*** Dataset records

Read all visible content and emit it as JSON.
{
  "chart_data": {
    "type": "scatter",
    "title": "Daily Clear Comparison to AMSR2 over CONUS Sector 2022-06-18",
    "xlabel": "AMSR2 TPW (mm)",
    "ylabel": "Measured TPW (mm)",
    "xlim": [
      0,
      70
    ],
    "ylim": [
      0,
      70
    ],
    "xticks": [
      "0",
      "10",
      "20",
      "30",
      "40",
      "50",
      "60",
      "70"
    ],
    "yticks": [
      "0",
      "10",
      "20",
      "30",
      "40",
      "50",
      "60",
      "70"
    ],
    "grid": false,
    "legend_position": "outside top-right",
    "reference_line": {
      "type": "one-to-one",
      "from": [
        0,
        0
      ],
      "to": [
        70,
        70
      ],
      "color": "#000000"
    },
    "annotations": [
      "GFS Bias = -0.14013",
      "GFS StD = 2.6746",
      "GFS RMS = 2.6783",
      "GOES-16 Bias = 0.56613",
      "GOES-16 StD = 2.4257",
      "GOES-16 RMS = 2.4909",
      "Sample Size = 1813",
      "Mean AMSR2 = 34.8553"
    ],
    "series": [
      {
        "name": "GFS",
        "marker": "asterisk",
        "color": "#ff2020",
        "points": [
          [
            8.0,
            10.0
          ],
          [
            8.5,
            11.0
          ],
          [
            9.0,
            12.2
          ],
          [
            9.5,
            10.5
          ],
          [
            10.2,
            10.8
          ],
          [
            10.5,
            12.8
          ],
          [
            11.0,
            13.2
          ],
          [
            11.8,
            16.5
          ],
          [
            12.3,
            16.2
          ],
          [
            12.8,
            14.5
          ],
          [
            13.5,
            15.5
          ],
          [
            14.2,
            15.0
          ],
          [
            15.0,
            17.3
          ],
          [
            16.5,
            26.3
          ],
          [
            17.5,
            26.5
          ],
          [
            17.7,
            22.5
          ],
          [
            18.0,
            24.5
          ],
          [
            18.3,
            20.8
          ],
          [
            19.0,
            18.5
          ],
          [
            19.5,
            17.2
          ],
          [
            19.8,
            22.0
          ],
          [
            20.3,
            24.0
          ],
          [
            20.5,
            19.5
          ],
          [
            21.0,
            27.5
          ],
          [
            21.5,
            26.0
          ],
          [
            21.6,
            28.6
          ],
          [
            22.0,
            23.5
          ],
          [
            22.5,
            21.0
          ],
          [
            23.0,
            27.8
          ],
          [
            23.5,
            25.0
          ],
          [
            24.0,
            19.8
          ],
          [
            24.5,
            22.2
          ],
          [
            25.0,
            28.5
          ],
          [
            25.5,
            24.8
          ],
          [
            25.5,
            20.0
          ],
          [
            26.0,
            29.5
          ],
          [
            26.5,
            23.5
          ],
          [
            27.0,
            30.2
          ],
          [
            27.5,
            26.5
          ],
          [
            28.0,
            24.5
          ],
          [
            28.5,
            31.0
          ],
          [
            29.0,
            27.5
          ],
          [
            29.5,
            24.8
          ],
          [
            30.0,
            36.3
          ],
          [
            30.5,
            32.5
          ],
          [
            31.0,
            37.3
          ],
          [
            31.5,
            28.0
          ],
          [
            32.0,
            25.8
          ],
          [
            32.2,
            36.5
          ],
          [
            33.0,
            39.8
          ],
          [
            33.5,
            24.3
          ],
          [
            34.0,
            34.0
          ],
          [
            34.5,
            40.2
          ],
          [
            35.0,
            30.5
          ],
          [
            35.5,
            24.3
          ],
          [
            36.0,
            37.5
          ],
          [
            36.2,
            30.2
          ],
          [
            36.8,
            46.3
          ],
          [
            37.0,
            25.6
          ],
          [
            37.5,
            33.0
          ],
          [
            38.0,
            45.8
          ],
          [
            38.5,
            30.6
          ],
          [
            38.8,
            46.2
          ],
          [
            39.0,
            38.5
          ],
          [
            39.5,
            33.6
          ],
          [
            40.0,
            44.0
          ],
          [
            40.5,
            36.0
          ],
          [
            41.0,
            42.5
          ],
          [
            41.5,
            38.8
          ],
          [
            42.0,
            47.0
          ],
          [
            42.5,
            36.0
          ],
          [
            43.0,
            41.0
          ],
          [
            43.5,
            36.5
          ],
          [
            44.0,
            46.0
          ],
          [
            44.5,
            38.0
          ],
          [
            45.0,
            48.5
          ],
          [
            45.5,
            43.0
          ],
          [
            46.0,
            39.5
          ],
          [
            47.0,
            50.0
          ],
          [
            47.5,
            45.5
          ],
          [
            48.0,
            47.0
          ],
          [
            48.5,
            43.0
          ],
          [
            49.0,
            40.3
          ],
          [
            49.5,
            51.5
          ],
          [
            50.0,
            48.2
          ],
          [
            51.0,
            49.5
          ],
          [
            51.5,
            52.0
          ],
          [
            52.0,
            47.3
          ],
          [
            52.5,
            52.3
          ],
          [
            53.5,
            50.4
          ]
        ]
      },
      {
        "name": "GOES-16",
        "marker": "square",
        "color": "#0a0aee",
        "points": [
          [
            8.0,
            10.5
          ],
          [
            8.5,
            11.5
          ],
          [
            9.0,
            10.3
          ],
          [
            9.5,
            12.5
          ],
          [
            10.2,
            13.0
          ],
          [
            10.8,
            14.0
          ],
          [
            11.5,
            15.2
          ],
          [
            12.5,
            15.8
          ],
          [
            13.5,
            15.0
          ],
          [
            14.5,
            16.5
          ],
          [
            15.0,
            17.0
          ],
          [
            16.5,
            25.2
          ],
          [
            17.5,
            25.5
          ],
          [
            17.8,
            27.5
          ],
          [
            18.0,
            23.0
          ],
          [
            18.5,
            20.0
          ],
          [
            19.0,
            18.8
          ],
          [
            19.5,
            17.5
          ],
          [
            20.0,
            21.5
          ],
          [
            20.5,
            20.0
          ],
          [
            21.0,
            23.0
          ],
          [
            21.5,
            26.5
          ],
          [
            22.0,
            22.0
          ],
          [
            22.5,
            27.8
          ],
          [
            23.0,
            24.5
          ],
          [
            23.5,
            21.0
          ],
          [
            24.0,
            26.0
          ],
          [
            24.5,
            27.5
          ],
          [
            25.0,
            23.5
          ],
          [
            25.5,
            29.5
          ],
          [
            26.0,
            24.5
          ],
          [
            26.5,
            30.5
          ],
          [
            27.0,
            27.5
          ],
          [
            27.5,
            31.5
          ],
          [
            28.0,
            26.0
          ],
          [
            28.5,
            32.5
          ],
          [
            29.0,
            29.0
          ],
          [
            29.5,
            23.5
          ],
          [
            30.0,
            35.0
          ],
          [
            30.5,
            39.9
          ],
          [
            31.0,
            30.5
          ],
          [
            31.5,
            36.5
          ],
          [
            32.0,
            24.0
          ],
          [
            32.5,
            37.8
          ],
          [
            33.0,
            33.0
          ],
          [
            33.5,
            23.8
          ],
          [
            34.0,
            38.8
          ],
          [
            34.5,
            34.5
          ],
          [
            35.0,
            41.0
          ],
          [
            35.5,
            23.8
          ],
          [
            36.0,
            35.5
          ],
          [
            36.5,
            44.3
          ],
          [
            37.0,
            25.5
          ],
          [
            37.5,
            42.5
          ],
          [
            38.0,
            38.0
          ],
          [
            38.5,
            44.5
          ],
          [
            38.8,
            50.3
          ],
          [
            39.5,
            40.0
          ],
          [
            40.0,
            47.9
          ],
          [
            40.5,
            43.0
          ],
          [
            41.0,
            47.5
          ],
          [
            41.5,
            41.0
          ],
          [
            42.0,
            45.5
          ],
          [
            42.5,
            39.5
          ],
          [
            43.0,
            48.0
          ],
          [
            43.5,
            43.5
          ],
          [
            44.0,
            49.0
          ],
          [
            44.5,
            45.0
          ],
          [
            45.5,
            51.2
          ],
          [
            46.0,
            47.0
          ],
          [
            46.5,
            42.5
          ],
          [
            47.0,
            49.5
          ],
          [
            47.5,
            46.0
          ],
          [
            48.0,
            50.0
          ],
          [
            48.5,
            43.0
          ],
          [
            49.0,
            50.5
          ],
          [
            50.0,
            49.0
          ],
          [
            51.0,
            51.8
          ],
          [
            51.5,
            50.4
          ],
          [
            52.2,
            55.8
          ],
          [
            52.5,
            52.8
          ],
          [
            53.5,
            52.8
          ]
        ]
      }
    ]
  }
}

******

■ What is expected: Reply with one number: the count of lines in the entries that include the word "GOES".

■ Response below: 4